> **TASK OBJECTIVE**: Gather all lines in the entries that include the word "kapatılmaması".

Saved entries:
>>>>

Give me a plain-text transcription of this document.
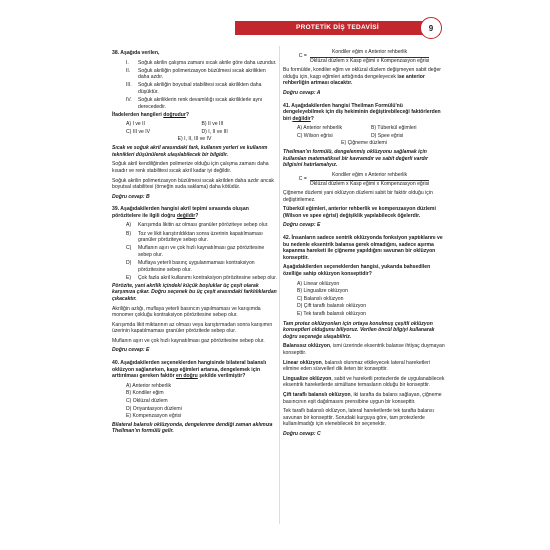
PROTETİK DİŞ TEDAVİSİ	9

38. Aşağıda verilen,

I.	Soğuk akrilin çalışma zamanı sıcak akrile göre daha uzundur.
II.	Soğuk akriliğin polimerizasyon büzülmesi sıcak akrilikten daha azdır.
III.	Soğuk akriliğin boyutsal stabilitesi sıcak akrilikten daha düşüktür.
IV.	Soğuk akriliklerin renk devamlılığı sıcak akriliklerle aynı derecededir.

İfadelerden hangileri doğrudur?

A) I ve II	B) II ve III
C) III ve IV	D) I, II ve III

E) I, II, III ve IV

Sıcak ve soğuk akril arasındaki fark, kullanım yerleri ve kullanım teknikleri düşünülerek ulaşılabilecek bir bilgidir.

Soğuk akril kendiliğinden polimerize olduğu için çalışma zamanı daha kısadır ve renk stabilitesi sıcak akril kadar iyi değildir.

Soğuk akrilin polimerizasyon büzülmesi sıcak akrilden daha azdır ancak boyutsal stabilitesi (örneğin suda saklama) daha kötüdür.

Doğru cevap: B

39. Aşağıdakilerden hangisi akril tepimi sırasında oluşan pörözitelere ile ilgili doğru değildir?

A)	Karışımda likitin az olması granüler pöröziteye sebep olur.
B)	Toz ve likit karıştırıldıktan sonra üzerinin kapatılmaması granüler pöröziteye sebep olur.
C)	Muflanın aşırı ve çok hızlı kaynatılması gaz pörözitesine sebep olur.
D)	Muflaya yeterli basınç uygulanmaması kontraksiyon pörözitesine sebep olur.
E)	Çok fazla akril kullanımı kontraksiyon pörözitesine sebep olur.

Pörözite, yani akrilik içindeki küçük boşluklar üç çeşit olarak karşımıza çıkar. Doğru seçenek bu üç çeşit arasındaki farklılıklardan çıkacaktır.

Akriliğin azlığı, muflaya yeterli basıncın yapılmaması ve karışımda monomer çokluğu kontraksiyon pörözitesine sebep olur.

Karışımda likit miktarının az olması veya karıştırmadan sonra karışımın üzerinin kapatılmaması granüler pörözitede sebep olur.

Muflanın aşırı ve çok hızlı kaynatılması gaz pörözitesine sebep olur.

Doğru cevap: E

40. Aşağıdakilerden seçeneklerden hangisinde bilateral balanslı oklüzyon sağlanırken, kaşp eğimleri artarsa, dengelemek için arttırılması gereken faktör en doğru şekilde verilmiştir?

A) Anterior rehberlik

B) Kondiler eğim

C) Oklüzal düzlem

D) Oriyantasyon düzlemi

E) Kompenzasyon eğrisi

Bilateral balanslı oklüzyonda, dengelenme dendiği zaman aklımıza Thellman'ın formülü gelir.

C =
Kondiler eğim x Anterior rehberlik
Oklüzal düzlem x Kasp eğimi x Kompenzasyon eğrisi

Bu formülde, kondiler eğim ve oklüzal düzlem değişmeyen sabit değer olduğu için, kaşp eğimleri arttığında dengeleyecek ise anterior rehberliğin artması olacaktır.

Doğru cevap: A

41. Aşağıdakilerden hangisi Theilman Formülü'nü dengeleyebilmek için diş hekiminin değiştirebileceği faktörlerden biri değildir?

A) Anterior rehberlik	B) Tüberkül eğimleri
C) Wilson eğrisi	D) Spee eğrisi

E) Çiğneme düzlemi

Theilman'ın formülü, dengelenmiş oklüzyonu sağlamak için kullanılan matematiksel bir kavramdır ve sabit değerli vardır bilgisini hatırlamalıyız.

C =
Kondiler eğim x Anterior rehberlik
Oklüzal düzlem x Kasp eğimi x Kompenzasyon eğrisi

Çiğneme düzlemi yani oklüzyon düzlemi sabit bir faktör olduğu için değiştirilemez.

Tüberkül eğimleri, anterior rehberlik ve kompenzasyon düzlemi (Wilson ve spee eğrisi) değişiklik yapılabilecek öğelerdir.

Doğru cevap: E

42. İnsanların sadece sentrik oklüzyonda fonksiyon yaptıklarını ve bu nedenle eksentrik balansa gerek olmadığını, sadece aşırma kapanma hareketi ile çiğneme yapıldığını savunan bir oklüzyon konsepttir.

Aşağıdakilerden seçeneklerden hangisi, yukarıda bahsedilen özelliğe sahip oklüzyon konseptidir?

A) Linear oklüzyon

B) Lingualize oklüzyon

C) Balanslı oklüzyon

D) Çift taraflı balanslı oklüzyon

E) Tek taraflı balanslı oklüzyon

Tam protez oklüzyonları için ortaya konulmuş çeşitli oklüzyon konseptleri olduğunu biliyoruz. Verilen öncül bilgiyi kullanarak doğru seçeneğe ulaşabiliriz.

Balanssız oklüzyon, ismi üzerinde eksentrik balanse ihtiyaç duymayan konsepttir.

Linear oklüzyon, balanslı olunmaz etkileyecek lateral hareketleri elimine eden süvvellerl dik ileten bir konsepttir.

Lingualize oklüzyon, sabit ve hareketli protezlerde de uygulanabilecek eksentrik hareketlerde simültane temasların olduğu bir konsepttir.

Çift taraflı balanslı oklüzyon, iki tarafta da balans sağlayan, çiğneme basıncının eşit dağılmasını prensibine uygun bir konsepttir.

Tek taraflı balanslı oklüzyon, lateral hareketlerde tek tarafta balansı savunan bir konsepttir. Sorudaki kurguya göre, tam protezlerde kullanılmadığı için elenebilecek bir seçenektir.

Doğru cevap: C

<<<<

> **EXERCISE RESPONSE**:
B)	Toz ve likit karıştırıldıktan sonra üzerinin kapatılmaması granüler pöröziteye sebep olur.
Karışımda likit miktarının az olması veya karıştırmadan sonra karışımın üzerinin kapatılmaması granüler pörözitede sebep olur.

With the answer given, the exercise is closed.